SET PROBLEM: Each record is to be transcribed exactly.

Dataset entries
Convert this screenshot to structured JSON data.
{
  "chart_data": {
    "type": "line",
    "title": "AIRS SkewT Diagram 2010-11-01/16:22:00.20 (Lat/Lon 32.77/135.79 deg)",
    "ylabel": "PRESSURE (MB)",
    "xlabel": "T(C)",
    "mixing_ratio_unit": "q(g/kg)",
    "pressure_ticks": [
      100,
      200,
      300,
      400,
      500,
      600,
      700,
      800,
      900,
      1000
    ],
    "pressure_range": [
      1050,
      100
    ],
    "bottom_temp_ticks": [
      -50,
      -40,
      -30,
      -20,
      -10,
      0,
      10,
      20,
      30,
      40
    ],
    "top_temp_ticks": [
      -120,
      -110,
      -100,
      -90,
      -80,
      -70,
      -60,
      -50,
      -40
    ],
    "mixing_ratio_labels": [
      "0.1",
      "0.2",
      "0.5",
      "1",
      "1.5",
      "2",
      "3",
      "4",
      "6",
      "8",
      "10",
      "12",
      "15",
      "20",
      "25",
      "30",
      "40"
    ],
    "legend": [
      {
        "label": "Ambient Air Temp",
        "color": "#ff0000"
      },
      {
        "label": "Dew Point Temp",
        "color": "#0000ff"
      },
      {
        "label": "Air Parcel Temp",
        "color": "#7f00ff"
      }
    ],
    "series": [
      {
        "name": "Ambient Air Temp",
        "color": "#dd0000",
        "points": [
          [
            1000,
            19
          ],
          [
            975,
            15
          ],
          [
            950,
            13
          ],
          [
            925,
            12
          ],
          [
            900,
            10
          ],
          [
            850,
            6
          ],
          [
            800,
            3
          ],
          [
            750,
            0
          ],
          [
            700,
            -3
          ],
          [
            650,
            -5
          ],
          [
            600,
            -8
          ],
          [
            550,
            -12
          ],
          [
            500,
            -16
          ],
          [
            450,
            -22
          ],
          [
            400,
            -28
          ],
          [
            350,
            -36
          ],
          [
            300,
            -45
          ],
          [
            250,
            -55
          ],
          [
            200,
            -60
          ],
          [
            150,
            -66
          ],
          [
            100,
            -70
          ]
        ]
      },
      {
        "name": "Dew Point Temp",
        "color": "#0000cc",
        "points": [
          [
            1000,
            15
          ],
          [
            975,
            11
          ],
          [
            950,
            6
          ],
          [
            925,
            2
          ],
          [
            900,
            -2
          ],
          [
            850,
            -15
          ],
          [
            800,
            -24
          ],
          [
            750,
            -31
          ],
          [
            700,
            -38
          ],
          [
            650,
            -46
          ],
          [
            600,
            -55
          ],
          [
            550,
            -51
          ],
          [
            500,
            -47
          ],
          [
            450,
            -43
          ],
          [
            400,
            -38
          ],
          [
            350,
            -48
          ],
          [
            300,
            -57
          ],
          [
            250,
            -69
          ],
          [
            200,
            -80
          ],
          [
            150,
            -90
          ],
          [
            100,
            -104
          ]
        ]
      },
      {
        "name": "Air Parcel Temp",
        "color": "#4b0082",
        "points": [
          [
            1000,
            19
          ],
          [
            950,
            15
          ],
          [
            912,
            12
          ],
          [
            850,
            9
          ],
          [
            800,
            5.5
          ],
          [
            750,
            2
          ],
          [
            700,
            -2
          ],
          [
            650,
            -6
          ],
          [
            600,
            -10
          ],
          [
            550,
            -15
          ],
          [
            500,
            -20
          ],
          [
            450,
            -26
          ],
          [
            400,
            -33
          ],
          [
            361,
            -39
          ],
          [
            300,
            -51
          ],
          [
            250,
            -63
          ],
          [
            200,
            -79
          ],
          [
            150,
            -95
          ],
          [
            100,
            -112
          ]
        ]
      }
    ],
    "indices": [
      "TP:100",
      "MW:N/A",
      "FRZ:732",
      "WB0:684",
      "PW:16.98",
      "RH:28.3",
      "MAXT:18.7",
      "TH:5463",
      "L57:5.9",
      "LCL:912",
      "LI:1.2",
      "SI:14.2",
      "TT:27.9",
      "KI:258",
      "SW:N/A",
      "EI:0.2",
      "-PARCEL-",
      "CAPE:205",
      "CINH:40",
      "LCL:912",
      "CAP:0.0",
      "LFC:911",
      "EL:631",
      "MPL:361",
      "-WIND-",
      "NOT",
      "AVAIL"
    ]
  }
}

EXERCISE ANSWER:
Convert this screenshot to structured JSON data.
{
  "chart_data": {
    "type": "line",
    "title": "AIRS SkewT Diagram 2010-11-01/16:22:00.20 (Lat/Lon 32.77/135.79 deg)",
    "ylabel": "PRESSURE (MB)",
    "xlabel": "T(C)",
    "mixing_ratio_unit": "q(g/kg)",
    "pressure_ticks": [
      100,
      200,
      300,
      400,
      500,
      600,
      700,
      800,
      900,
      1000
    ],
    "pressure_range": [
      1050,
      100
    ],
    "bottom_temp_ticks": [
      -50,
      -40,
      -30,
      -20,
      -10,
      0,
      10,
      20,
      30,
      40
    ],
    "top_temp_ticks": [
      -120,
      -110,
      -100,
      -90,
      -80,
      -70,
      -60,
      -50,
      -40
    ],
    "mixing_ratio_labels": [
      "0.1",
      "0.2",
      "0.5",
      "1",
      "1.5",
      "2",
      "3",
      "4",
      "6",
      "8",
      "10",
      "12",
      "15",
      "20",
      "25",
      "30",
      "40"
    ],
    "legend": [
      {
        "label": "Ambient Air Temp",
        "color": "#ff0000"
      },
      {
        "label": "Dew Point Temp",
        "color": "#0000ff"
      },
      {
        "label": "Air Parcel Temp",
        "color": "#7f00ff"
      }
    ],
    "series": [
      {
        "name": "Ambient Air Temp",
        "color": "#dd0000",
        "points": [
          [
            1000,
            19
          ],
          [
            975,
            15
          ],
          [
            950,
            13
          ],
          [
            925,
            12
          ],
          [
            900,
            10
          ],
          [
            850,
            6
          ],
          [
            800,
            3
          ],
          [
            750,
            0
          ],
          [
            700,
            -3
          ],
          [
            650,
            -5
          ],
          [
            600,
            -8
          ],
          [
            550,
            -12
          ],
          [
            500,
            -16
          ],
          [
            450,
            -22
          ],
          [
            400,
            -28
          ],
          [
            350,
            -36
          ],
          [
            300,
            -45
          ],
          [
            250,
            -55
          ],
          [
            200,
            -60
          ],
          [
            150,
            -66
          ],
          [
            100,
            -70
          ]
        ]
      },
      {
        "name": "Dew Point Temp",
        "color": "#0000cc",
        "points": [
          [
            1000,
            15
          ],
          [
            975,
            11
          ],
          [
            950,
            6
          ],
          [
            925,
            2
          ],
          [
            900,
            -2
          ],
          [
            850,
            -15
          ],
          [
            800,
            -24
          ],
          [
            750,
            -31
          ],
          [
            700,
            -38
          ],
          [
            650,
            -46
          ],
          [
            600,
            -55
          ],
          [
            550,
            -51
          ],
          [
            500,
            -47
          ],
          [
            450,
            -43
          ],
          [
            400,
            -38
          ],
          [
            350,
            -48
          ],
          [
            300,
            -57
          ],
          [
            250,
            -69
          ],
          [
            200,
            -80
          ],
          [
            150,
            -90
          ],
          [
            100,
            -104
          ]
        ]
      },
      {
        "name": "Air Parcel Temp",
        "color": "#4b0082",
        "points": [
          [
            1000,
            19
          ],
          [
            950,
            15
          ],
          [
            912,
            12
          ],
          [
            850,
            9
          ],
          [
            800,
            5.5
          ],
          [
            750,
            2
          ],
          [
            700,
            -2
          ],
          [
            650,
            -6
          ],
          [
            600,
            -10
          ],
          [
            550,
            -15
          ],
          [
            500,
            -20
          ],
          [
            450,
            -26
          ],
          [
            400,
            -33
          ],
          [
            361,
            -39
          ],
          [
            300,
            -51
          ],
          [
            250,
            -63
          ],
          [
            200,
            -79
          ],
          [
            150,
            -95
          ],
          [
            100,
            -112
          ]
        ]
      }
    ],
    "indices": [
      "TP:100",
      "MW:N/A",
      "FRZ:732",
      "WB0:684",
      "PW:16.98",
      "RH:28.3",
      "MAXT:18.7",
      "TH:5463",
      "L57:5.9",
      "LCL:912",
      "LI:1.2",
      "SI:14.2",
      "TT:27.9",
      "KI:258",
      "SW:N/A",
      "EI:0.2",
      "-PARCEL-",
      "CAPE:205",
      "CINH:40",
      "LCL:912",
      "CAP:0.0",
      "LFC:911",
      "EL:631",
      "MPL:361",
      "-WIND-",
      "NOT",
      "AVAIL"
    ]
  }
}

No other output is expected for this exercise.